[Exercise goal]
Print the entries in full, word for word, but not the pictures.
----------------
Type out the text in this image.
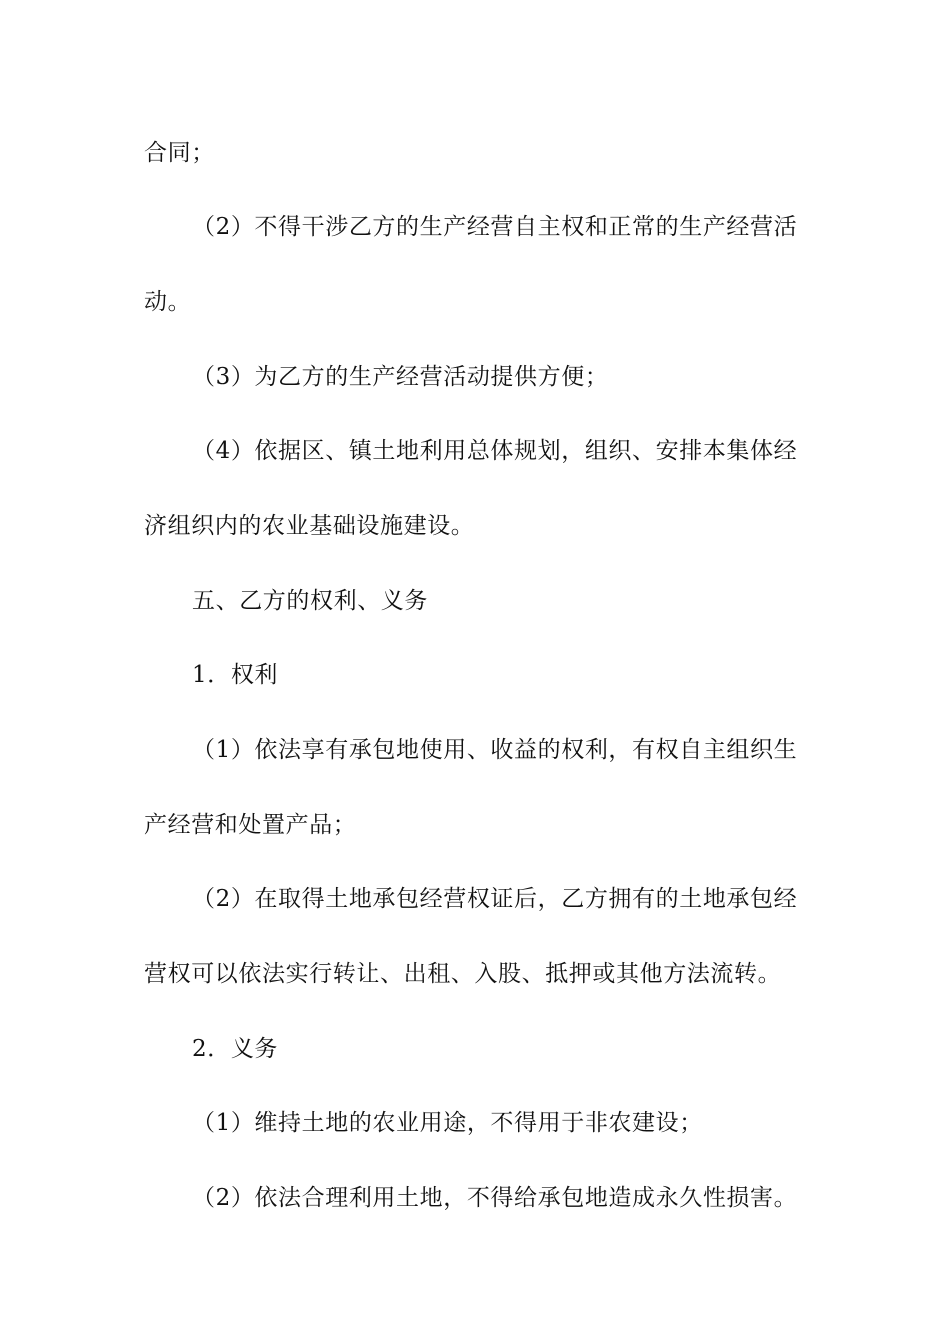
合同；
（2）不得干涉乙方的生产经营自主权和正常的生产经营活
动。
（3）为乙方的生产经营活动提供方便；
（4）依据区、镇土地利用总体规划，组织、安排本集体经
济组织内的农业基础设施建设。
五、乙方的权利、义务
1．权利
（1）依法享有承包地使用、收益的权利，有权自主组织生
产经营和处置产品；
（2）在取得土地承包经营权证后，乙方拥有的土地承包经
营权可以依法实行转让、出租、入股、抵押或其他方法流转。
2．义务
（1）维持土地的农业用途，不得用于非农建设；
（2）依法合理利用土地，不得给承包地造成永久性损害。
----------------
[Expected output]
Type out the text in this image.
合同；
（2）不得干涉乙方的生产经营自主权和正常的生产经营活
动。
（3）为乙方的生产经营活动提供方便；
（4）依据区、镇土地利用总体规划，组织、安排本集体经
济组织内的农业基础设施建设。
五、乙方的权利、义务
1．权利
（1）依法享有承包地使用、收益的权利，有权自主组织生
产经营和处置产品；
（2）在取得土地承包经营权证后，乙方拥有的土地承包经
营权可以依法实行转让、出租、入股、抵押或其他方法流转。
2．义务
（1）维持土地的农业用途，不得用于非农建设；
（2）依法合理利用土地，不得给承包地造成永久性损害。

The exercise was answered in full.